> **Task statement**:
Copy all records verbatim.

(Stored data)

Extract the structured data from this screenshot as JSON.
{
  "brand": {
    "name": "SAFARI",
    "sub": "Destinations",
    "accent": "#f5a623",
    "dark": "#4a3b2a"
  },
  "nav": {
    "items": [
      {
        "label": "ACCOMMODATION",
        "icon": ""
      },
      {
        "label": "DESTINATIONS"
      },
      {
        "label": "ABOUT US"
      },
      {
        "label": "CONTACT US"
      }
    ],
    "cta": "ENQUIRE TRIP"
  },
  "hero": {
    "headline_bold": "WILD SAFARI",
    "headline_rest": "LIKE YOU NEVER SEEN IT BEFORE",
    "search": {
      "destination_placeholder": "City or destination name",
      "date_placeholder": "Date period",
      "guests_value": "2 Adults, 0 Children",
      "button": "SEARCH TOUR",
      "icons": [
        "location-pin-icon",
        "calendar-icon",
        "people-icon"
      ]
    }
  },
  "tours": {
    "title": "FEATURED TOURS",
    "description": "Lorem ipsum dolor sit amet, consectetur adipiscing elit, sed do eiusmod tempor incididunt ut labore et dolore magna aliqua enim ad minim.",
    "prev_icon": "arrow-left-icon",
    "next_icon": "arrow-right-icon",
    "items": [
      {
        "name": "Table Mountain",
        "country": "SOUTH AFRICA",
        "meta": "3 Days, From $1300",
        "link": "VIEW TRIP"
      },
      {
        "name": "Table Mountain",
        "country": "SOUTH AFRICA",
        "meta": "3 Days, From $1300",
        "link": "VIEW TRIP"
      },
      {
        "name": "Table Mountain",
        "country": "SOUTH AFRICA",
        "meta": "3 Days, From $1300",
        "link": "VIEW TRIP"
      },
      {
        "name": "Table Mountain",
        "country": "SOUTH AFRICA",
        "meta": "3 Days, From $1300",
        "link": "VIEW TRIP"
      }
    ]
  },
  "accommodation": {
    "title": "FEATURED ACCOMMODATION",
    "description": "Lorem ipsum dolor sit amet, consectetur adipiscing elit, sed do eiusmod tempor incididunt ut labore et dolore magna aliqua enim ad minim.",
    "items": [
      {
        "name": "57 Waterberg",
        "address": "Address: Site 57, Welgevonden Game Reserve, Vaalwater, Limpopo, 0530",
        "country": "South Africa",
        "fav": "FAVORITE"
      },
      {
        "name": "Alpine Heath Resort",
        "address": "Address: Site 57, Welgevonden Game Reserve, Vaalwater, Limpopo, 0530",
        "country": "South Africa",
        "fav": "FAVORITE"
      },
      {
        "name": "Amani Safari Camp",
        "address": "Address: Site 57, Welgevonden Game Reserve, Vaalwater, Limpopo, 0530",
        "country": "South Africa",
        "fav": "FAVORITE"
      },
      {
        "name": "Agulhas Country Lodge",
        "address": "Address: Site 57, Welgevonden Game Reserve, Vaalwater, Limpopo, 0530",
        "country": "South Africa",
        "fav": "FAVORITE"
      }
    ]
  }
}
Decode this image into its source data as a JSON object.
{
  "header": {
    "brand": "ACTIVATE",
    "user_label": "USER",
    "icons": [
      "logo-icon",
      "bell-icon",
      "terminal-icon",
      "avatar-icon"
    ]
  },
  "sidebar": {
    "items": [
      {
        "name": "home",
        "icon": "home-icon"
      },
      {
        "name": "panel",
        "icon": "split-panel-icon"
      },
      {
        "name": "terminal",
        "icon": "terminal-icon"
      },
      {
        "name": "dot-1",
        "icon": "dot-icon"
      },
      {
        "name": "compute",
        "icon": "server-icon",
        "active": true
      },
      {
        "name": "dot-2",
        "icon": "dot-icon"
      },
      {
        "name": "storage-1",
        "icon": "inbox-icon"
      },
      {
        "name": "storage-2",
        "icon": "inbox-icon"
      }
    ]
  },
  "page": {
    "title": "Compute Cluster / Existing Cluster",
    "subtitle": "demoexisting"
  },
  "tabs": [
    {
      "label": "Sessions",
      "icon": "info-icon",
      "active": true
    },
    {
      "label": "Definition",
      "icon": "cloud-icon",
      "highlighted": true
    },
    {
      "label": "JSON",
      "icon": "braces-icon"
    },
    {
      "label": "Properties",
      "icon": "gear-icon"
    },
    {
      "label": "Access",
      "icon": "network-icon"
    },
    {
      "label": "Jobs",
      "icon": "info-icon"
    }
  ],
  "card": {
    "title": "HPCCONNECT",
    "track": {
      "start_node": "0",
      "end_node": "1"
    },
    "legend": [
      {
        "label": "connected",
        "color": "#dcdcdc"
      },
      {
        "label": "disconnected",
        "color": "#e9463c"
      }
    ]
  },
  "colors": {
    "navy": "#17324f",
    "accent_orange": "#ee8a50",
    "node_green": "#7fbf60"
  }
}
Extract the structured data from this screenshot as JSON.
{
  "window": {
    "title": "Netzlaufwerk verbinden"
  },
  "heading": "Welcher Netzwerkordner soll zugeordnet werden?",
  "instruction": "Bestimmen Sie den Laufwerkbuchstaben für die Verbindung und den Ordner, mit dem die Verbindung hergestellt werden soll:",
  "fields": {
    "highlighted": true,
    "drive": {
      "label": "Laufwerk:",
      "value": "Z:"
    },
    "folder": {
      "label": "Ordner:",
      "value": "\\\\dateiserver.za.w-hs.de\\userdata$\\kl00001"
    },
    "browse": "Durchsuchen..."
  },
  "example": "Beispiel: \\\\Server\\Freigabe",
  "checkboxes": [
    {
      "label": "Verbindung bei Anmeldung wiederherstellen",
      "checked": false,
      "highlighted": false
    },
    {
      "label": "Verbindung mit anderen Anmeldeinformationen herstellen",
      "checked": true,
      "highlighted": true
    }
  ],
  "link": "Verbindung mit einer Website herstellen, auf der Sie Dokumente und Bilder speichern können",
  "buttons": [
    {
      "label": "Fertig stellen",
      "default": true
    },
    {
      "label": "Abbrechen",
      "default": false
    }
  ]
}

> **Result of the exercise**:
Extract the structured data from this screenshot as JSON.
{
  "brand": {
    "name": "SAFARI",
    "sub": "Destinations",
    "accent": "#f5a623",
    "dark": "#4a3b2a"
  },
  "nav": {
    "items": [
      {
        "label": "ACCOMMODATION",
        "icon": ""
      },
      {
        "label": "DESTINATIONS"
      },
      {
        "label": "ABOUT US"
      },
      {
        "label": "CONTACT US"
      }
    ],
    "cta": "ENQUIRE TRIP"
  },
  "hero": {
    "headline_bold": "WILD SAFARI",
    "headline_rest": "LIKE YOU NEVER SEEN IT BEFORE",
    "search": {
      "destination_placeholder": "City or destination name",
      "date_placeholder": "Date period",
      "guests_value": "2 Adults, 0 Children",
      "button": "SEARCH TOUR",
      "icons": [
        "location-pin-icon",
        "calendar-icon",
        "people-icon"
      ]
    }
  },
  "tours": {
    "title": "FEATURED TOURS",
    "description": "Lorem ipsum dolor sit amet, consectetur adipiscing elit, sed do eiusmod tempor incididunt ut labore et dolore magna aliqua enim ad minim.",
    "prev_icon": "arrow-left-icon",
    "next_icon": "arrow-right-icon",
    "items": [
      {
        "name": "Table Mountain",
        "country": "SOUTH AFRICA",
        "meta": "3 Days, From $1300",
        "link": "VIEW TRIP"
      },
      {
        "name": "Table Mountain",
        "country": "SOUTH AFRICA",
        "meta": "3 Days, From $1300",
        "link": "VIEW TRIP"
      },
      {
        "name": "Table Mountain",
        "country": "SOUTH AFRICA",
        "meta": "3 Days, From $1300",
        "link": "VIEW TRIP"
      },
      {
        "name": "Table Mountain",
        "country": "SOUTH AFRICA",
        "meta": "3 Days, From $1300",
        "link": "VIEW TRIP"
      }
    ]
  },
  "accommodation": {
    "title": "FEATURED ACCOMMODATION",
    "description": "Lorem ipsum dolor sit amet, consectetur adipiscing elit, sed do eiusmod tempor incididunt ut labore et dolore magna aliqua enim ad minim.",
    "items": [
      {
        "name": "57 Waterberg",
        "address": "Address: Site 57, Welgevonden Game Reserve, Vaalwater, Limpopo, 0530",
        "country": "South Africa",
        "fav": "FAVORITE"
      },
      {
        "name": "Alpine Heath Resort",
        "address": "Address: Site 57, Welgevonden Game Reserve, Vaalwater, Limpopo, 0530",
        "country": "South Africa",
        "fav": "FAVORITE"
      },
      {
        "name": "Amani Safari Camp",
        "address": "Address: Site 57, Welgevonden Game Reserve, Vaalwater, Limpopo, 0530",
        "country": "South Africa",
        "fav": "FAVORITE"
      },
      {
        "name": "Agulhas Country Lodge",
        "address": "Address: Site 57, Welgevonden Game Reserve, Vaalwater, Limpopo, 0530",
        "country": "South Africa",
        "fav": "FAVORITE"
      }
    ]
  }
}
Decode this image into its source data as a JSON object.
{
  "header": {
    "brand": "ACTIVATE",
    "user_label": "USER",
    "icons": [
      "logo-icon",
      "bell-icon",
      "terminal-icon",
      "avatar-icon"
    ]
  },
  "sidebar": {
    "items": [
      {
        "name": "home",
        "icon": "home-icon"
      },
      {
        "name": "panel",
        "icon": "split-panel-icon"
      },
      {
        "name": "terminal",
        "icon": "terminal-icon"
      },
      {
        "name": "dot-1",
        "icon": "dot-icon"
      },
      {
        "name": "compute",
        "icon": "server-icon",
        "active": true
      },
      {
        "name": "dot-2",
        "icon": "dot-icon"
      },
      {
        "name": "storage-1",
        "icon": "inbox-icon"
      },
      {
        "name": "storage-2",
        "icon": "inbox-icon"
      }
    ]
  },
  "page": {
    "title": "Compute Cluster / Existing Cluster",
    "subtitle": "demoexisting"
  },
  "tabs": [
    {
      "label": "Sessions",
      "icon": "info-icon",
      "active": true
    },
    {
      "label": "Definition",
      "icon": "cloud-icon",
      "highlighted": true
    },
    {
      "label": "JSON",
      "icon": "braces-icon"
    },
    {
      "label": "Properties",
      "icon": "gear-icon"
    },
    {
      "label": "Access",
      "icon": "network-icon"
    },
    {
      "label": "Jobs",
      "icon": "info-icon"
    }
  ],
  "card": {
    "title": "HPCCONNECT",
    "track": {
      "start_node": "0",
      "end_node": "1"
    },
    "legend": [
      {
        "label": "connected",
        "color": "#dcdcdc"
      },
      {
        "label": "disconnected",
        "color": "#e9463c"
      }
    ]
  },
  "colors": {
    "navy": "#17324f",
    "accent_orange": "#ee8a50",
    "node_green": "#7fbf60"
  }
}
Extract the structured data from this screenshot as JSON.
{
  "window": {
    "title": "Netzlaufwerk verbinden"
  },
  "heading": "Welcher Netzwerkordner soll zugeordnet werden?",
  "instruction": "Bestimmen Sie den Laufwerkbuchstaben für die Verbindung und den Ordner, mit dem die Verbindung hergestellt werden soll:",
  "fields": {
    "highlighted": true,
    "drive": {
      "label": "Laufwerk:",
      "value": "Z:"
    },
    "folder": {
      "label": "Ordner:",
      "value": "\\\\dateiserver.za.w-hs.de\\userdata$\\kl00001"
    },
    "browse": "Durchsuchen..."
  },
  "example": "Beispiel: \\\\Server\\Freigabe",
  "checkboxes": [
    {
      "label": "Verbindung bei Anmeldung wiederherstellen",
      "checked": false,
      "highlighted": false
    },
    {
      "label": "Verbindung mit anderen Anmeldeinformationen herstellen",
      "checked": true,
      "highlighted": true
    }
  ],
  "link": "Verbindung mit einer Website herstellen, auf der Sie Dokumente und Bilder speichern können",
  "buttons": [
    {
      "label": "Fertig stellen",
      "default": true
    },
    {
      "label": "Abbrechen",
      "default": false
    }
  ]
}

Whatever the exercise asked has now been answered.